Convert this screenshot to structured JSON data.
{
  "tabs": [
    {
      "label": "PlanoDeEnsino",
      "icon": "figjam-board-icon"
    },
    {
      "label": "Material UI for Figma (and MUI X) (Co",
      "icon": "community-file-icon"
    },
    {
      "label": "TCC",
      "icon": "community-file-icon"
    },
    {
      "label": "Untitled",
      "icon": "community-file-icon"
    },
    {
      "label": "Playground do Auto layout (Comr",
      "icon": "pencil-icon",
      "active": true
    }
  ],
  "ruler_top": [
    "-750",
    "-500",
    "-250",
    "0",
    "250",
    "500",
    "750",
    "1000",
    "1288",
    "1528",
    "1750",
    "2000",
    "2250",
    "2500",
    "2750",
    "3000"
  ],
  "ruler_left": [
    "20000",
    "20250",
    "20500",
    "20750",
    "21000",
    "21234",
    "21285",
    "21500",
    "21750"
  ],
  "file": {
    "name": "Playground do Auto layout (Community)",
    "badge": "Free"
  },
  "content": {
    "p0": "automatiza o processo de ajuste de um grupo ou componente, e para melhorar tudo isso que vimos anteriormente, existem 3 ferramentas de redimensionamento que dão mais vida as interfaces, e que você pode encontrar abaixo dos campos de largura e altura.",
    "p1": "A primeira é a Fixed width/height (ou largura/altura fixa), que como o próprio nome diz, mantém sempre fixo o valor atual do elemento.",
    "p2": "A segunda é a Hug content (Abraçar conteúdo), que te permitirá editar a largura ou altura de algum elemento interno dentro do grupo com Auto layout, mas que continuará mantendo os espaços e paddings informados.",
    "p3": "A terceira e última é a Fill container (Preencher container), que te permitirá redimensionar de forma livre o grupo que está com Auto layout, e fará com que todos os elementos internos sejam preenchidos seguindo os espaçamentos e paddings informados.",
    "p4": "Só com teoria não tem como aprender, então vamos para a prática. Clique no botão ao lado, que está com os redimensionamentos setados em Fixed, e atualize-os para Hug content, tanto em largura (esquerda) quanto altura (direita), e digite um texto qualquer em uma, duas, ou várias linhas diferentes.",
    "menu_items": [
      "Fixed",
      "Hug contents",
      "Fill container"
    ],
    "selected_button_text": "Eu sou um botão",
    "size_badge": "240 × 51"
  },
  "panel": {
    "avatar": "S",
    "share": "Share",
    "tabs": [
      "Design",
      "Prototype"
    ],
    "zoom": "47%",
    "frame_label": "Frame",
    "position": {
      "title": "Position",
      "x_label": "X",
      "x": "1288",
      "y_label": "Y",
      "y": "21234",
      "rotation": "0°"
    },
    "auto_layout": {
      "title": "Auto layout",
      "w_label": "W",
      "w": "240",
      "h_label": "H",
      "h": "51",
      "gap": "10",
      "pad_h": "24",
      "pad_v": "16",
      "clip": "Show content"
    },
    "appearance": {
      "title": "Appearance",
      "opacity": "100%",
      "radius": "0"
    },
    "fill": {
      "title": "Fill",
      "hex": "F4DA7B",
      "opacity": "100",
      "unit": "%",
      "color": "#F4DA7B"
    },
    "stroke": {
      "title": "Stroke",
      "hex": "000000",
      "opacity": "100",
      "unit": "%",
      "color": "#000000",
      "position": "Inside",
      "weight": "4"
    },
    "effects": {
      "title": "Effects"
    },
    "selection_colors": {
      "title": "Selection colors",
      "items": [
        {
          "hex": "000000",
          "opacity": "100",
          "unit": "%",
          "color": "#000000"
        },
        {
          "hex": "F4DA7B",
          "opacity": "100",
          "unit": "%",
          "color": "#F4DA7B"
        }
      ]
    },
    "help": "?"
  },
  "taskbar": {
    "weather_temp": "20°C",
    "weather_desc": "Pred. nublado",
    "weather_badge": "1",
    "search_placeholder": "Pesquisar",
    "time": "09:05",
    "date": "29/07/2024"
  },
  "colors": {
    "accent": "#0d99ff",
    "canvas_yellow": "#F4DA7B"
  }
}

----

What you have to do: Every entry above should be retyped exactly as shown.

Solution to the problem:
Convert this screenshot to structured JSON data.
{
  "tabs": [
    {
      "label": "PlanoDeEnsino",
      "icon": "figjam-board-icon"
    },
    {
      "label": "Material UI for Figma (and MUI X) (Co",
      "icon": "community-file-icon"
    },
    {
      "label": "TCC",
      "icon": "community-file-icon"
    },
    {
      "label": "Untitled",
      "icon": "community-file-icon"
    },
    {
      "label": "Playground do Auto layout (Comr",
      "icon": "pencil-icon",
      "active": true
    }
  ],
  "ruler_top": [
    "-750",
    "-500",
    "-250",
    "0",
    "250",
    "500",
    "750",
    "1000",
    "1288",
    "1528",
    "1750",
    "2000",
    "2250",
    "2500",
    "2750",
    "3000"
  ],
  "ruler_left": [
    "20000",
    "20250",
    "20500",
    "20750",
    "21000",
    "21234",
    "21285",
    "21500",
    "21750"
  ],
  "file": {
    "name": "Playground do Auto layout (Community)",
    "badge": "Free"
  },
  "content": {
    "p0": "automatiza o processo de ajuste de um grupo ou componente, e para melhorar tudo isso que vimos anteriormente, existem 3 ferramentas de redimensionamento que dão mais vida as interfaces, e que você pode encontrar abaixo dos campos de largura e altura.",
    "p1": "A primeira é a Fixed width/height (ou largura/altura fixa), que como o próprio nome diz, mantém sempre fixo o valor atual do elemento.",
    "p2": "A segunda é a Hug content (Abraçar conteúdo), que te permitirá editar a largura ou altura de algum elemento interno dentro do grupo com Auto layout, mas que continuará mantendo os espaços e paddings informados.",
    "p3": "A terceira e última é a Fill container (Preencher container), que te permitirá redimensionar de forma livre o grupo que está com Auto layout, e fará com que todos os elementos internos sejam preenchidos seguindo os espaçamentos e paddings informados.",
    "p4": "Só com teoria não tem como aprender, então vamos para a prática. Clique no botão ao lado, que está com os redimensionamentos setados em Fixed, e atualize-os para Hug content, tanto em largura (esquerda) quanto altura (direita), e digite um texto qualquer em uma, duas, ou várias linhas diferentes.",
    "menu_items": [
      "Fixed",
      "Hug contents",
      "Fill container"
    ],
    "selected_button_text": "Eu sou um botão",
    "size_badge": "240 × 51"
  },
  "panel": {
    "avatar": "S",
    "share": "Share",
    "tabs": [
      "Design",
      "Prototype"
    ],
    "zoom": "47%",
    "frame_label": "Frame",
    "position": {
      "title": "Position",
      "x_label": "X",
      "x": "1288",
      "y_label": "Y",
      "y": "21234",
      "rotation": "0°"
    },
    "auto_layout": {
      "title": "Auto layout",
      "w_label": "W",
      "w": "240",
      "h_label": "H",
      "h": "51",
      "gap": "10",
      "pad_h": "24",
      "pad_v": "16",
      "clip": "Show content"
    },
    "appearance": {
      "title": "Appearance",
      "opacity": "100%",
      "radius": "0"
    },
    "fill": {
      "title": "Fill",
      "hex": "F4DA7B",
      "opacity": "100",
      "unit": "%",
      "color": "#F4DA7B"
    },
    "stroke": {
      "title": "Stroke",
      "hex": "000000",
      "opacity": "100",
      "unit": "%",
      "color": "#000000",
      "position": "Inside",
      "weight": "4"
    },
    "effects": {
      "title": "Effects"
    },
    "selection_colors": {
      "title": "Selection colors",
      "items": [
        {
          "hex": "000000",
          "opacity": "100",
          "unit": "%",
          "color": "#000000"
        },
        {
          "hex": "F4DA7B",
          "opacity": "100",
          "unit": "%",
          "color": "#F4DA7B"
        }
      ]
    },
    "help": "?"
  },
  "taskbar": {
    "weather_temp": "20°C",
    "weather_desc": "Pred. nublado",
    "weather_badge": "1",
    "search_placeholder": "Pesquisar",
    "time": "09:05",
    "date": "29/07/2024"
  },
  "colors": {
    "accent": "#0d99ff",
    "canvas_yellow": "#F4DA7B"
  }
}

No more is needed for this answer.